* _Written request_: Copy out all of the material exactly.

::: Records for the exercise :::

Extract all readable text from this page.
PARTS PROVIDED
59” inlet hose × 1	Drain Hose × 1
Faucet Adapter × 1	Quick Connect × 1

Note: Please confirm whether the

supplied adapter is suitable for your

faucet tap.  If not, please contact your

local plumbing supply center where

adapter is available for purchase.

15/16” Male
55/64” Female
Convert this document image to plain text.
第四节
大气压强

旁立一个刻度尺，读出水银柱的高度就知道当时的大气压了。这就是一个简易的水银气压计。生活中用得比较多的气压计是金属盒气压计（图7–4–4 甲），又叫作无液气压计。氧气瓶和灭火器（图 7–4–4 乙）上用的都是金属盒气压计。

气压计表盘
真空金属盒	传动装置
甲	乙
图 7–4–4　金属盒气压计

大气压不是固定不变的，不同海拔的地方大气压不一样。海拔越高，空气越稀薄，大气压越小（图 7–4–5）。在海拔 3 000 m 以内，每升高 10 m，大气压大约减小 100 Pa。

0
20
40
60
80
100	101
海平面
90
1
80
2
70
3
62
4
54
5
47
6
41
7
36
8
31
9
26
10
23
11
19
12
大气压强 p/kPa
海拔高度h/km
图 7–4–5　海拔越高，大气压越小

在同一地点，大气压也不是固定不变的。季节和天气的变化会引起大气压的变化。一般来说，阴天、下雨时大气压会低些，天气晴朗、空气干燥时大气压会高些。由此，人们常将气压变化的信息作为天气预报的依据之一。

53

:::

* _Output_:
Extract all readable text from this page.
PARTS PROVIDED
59” inlet hose × 1	Drain Hose × 1
Faucet Adapter × 1	Quick Connect × 1

Note: Please confirm whether the

supplied adapter is suitable for your

faucet tap.  If not, please contact your

local plumbing supply center where

adapter is available for purchase.

15/16” Male
55/64” Female
Convert this document image to plain text.
第四节
大气压强

旁立一个刻度尺，读出水银柱的高度就知道当时的大气压了。这就是一个简易的水银气压计。生活中用得比较多的气压计是金属盒气压计（图7–4–4 甲），又叫作无液气压计。氧气瓶和灭火器（图 7–4–4 乙）上用的都是金属盒气压计。

气压计表盘
真空金属盒	传动装置
甲	乙
图 7–4–4　金属盒气压计

大气压不是固定不变的，不同海拔的地方大气压不一样。海拔越高，空气越稀薄，大气压越小（图 7–4–5）。在海拔 3 000 m 以内，每升高 10 m，大气压大约减小 100 Pa。

0
20
40
60
80
100	101
海平面
90
1
80
2
70
3
62
4
54
5
47
6
41
7
36
8
31
9
26
10
23
11
19
12
大气压强 p/kPa
海拔高度h/km
图 7–4–5　海拔越高，大气压越小

在同一地点，大气压也不是固定不变的。季节和天气的变化会引起大气压的变化。一般来说，阴天、下雨时大气压会低些，天气晴朗、空气干燥时大气压会高些。由此，人们常将气压变化的信息作为天气预报的依据之一。

53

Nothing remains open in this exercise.